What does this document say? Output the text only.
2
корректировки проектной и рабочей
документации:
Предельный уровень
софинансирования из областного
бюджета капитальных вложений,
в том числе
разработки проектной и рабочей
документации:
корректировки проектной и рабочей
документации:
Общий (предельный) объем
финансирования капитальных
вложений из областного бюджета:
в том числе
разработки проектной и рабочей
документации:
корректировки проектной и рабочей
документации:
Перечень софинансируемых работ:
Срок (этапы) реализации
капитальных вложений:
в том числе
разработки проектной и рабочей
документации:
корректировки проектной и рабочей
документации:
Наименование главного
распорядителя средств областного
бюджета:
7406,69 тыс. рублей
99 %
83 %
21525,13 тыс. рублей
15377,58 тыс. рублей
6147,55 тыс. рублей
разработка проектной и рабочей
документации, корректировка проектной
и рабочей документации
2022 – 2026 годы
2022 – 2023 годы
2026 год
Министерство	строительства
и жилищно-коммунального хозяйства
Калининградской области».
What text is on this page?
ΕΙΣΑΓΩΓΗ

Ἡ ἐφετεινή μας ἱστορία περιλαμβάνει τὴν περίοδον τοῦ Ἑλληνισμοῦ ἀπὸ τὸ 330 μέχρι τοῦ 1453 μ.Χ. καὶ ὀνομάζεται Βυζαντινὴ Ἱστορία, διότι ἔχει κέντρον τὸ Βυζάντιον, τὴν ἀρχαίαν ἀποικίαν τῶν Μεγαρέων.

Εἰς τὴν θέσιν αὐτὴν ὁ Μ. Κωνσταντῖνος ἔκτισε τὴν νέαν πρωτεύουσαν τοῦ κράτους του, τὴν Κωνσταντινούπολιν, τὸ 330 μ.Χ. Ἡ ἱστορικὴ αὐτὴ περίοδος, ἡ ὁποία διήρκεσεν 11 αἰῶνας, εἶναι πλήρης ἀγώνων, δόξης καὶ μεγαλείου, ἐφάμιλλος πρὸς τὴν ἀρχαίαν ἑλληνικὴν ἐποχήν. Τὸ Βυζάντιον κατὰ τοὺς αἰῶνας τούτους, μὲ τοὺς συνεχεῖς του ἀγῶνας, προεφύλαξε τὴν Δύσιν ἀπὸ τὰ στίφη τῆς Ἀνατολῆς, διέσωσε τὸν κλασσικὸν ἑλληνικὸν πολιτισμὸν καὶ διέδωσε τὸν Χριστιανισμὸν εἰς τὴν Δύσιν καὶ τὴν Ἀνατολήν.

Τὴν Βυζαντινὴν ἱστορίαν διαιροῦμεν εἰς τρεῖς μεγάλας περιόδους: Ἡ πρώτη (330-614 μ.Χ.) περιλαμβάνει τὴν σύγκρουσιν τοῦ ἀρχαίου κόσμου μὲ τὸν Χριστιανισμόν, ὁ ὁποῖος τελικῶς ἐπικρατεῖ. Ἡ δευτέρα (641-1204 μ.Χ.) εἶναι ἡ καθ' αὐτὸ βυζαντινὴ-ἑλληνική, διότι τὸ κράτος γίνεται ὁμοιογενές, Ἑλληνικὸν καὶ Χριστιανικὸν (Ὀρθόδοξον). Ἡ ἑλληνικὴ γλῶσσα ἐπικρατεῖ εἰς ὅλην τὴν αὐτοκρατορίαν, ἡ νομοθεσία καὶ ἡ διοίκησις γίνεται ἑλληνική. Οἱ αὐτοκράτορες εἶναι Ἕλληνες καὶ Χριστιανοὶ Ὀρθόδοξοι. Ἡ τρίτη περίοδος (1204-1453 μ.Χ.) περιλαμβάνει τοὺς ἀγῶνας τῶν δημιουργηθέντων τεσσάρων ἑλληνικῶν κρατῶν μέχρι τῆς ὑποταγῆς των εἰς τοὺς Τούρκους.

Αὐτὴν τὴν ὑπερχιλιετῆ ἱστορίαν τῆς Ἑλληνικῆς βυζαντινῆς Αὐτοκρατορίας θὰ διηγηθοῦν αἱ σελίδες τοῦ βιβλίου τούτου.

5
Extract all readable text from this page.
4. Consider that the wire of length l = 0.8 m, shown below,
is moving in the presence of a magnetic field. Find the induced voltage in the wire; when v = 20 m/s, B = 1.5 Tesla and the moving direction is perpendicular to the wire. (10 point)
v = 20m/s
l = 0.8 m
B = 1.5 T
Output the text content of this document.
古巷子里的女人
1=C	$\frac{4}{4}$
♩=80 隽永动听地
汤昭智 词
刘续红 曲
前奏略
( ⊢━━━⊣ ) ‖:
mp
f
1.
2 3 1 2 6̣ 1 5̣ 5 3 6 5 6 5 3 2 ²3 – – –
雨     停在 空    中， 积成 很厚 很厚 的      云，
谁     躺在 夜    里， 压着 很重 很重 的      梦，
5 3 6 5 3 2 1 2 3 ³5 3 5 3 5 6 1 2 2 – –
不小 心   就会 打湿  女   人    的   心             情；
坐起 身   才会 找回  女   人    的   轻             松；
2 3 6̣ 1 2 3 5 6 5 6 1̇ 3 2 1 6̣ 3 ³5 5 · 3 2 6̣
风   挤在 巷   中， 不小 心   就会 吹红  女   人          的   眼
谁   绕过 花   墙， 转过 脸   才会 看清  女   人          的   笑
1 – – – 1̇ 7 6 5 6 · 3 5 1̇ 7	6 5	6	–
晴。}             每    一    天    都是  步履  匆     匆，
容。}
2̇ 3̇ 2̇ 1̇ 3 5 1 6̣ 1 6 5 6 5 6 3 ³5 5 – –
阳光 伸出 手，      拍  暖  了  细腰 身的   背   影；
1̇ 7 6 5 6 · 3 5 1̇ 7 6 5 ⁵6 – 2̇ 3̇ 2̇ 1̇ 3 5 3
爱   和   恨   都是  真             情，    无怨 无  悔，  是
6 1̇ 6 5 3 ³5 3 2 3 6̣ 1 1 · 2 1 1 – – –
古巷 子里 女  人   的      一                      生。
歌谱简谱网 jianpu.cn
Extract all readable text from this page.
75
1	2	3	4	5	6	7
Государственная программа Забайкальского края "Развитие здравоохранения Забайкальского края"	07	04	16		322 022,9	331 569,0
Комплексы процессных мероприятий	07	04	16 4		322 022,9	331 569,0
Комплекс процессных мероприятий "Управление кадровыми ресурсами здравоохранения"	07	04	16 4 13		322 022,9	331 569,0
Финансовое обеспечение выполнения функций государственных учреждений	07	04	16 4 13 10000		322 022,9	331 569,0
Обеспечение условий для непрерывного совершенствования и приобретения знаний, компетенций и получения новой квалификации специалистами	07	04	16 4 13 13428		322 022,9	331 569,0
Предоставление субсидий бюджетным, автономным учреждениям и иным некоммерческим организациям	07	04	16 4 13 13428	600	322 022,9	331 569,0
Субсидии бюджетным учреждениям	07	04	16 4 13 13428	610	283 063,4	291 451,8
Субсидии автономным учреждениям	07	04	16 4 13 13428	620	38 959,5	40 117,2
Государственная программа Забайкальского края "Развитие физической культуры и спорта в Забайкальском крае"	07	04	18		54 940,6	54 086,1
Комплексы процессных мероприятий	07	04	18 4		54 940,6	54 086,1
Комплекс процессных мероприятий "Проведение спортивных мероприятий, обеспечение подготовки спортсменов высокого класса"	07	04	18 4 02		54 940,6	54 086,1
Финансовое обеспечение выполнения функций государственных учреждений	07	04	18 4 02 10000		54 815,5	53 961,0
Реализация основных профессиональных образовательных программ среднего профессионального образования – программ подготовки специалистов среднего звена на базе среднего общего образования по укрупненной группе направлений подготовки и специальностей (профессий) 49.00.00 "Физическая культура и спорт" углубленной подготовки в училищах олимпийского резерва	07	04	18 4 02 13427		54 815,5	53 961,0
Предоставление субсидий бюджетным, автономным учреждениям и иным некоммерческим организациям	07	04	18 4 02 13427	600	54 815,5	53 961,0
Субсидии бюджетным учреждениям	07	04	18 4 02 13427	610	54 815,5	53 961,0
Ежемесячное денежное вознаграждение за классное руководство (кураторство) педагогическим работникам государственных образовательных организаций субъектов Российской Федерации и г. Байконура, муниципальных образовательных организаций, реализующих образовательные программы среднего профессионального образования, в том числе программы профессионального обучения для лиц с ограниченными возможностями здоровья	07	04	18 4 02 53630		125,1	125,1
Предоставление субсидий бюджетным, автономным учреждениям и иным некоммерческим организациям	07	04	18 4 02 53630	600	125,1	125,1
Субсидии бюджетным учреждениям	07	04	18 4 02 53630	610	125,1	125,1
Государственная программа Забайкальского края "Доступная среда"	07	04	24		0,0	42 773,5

——————————

▶ Exercise details
Among the records above, find each line holding the string "образовательных" and pull it out.

▶ Result of the exercise
Реализация основных профессиональных образовательных программ среднего профессионального образования – программ подготовки специалистов среднего звена на базе среднего общего образования по укрупненной группе направлений подготовки и специальностей (профессий) 49.00.00 "Физическая культура и спорт" углубленной подготовки в училищах олимпийского резерва	07	04	18 4 02 13427		54 815,5	53 961,0
Ежемесячное денежное вознаграждение за классное руководство (кураторство) педагогическим работникам государственных образовательных организаций субъектов Российской Федерации и г. Байконура, муниципальных образовательных организаций, реализующих образовательные программы среднего профессионального образования, в том числе программы профессионального обучения для лиц с ограниченными возможностями здоровья	07	04	18 4 02 53630		125,1	125,1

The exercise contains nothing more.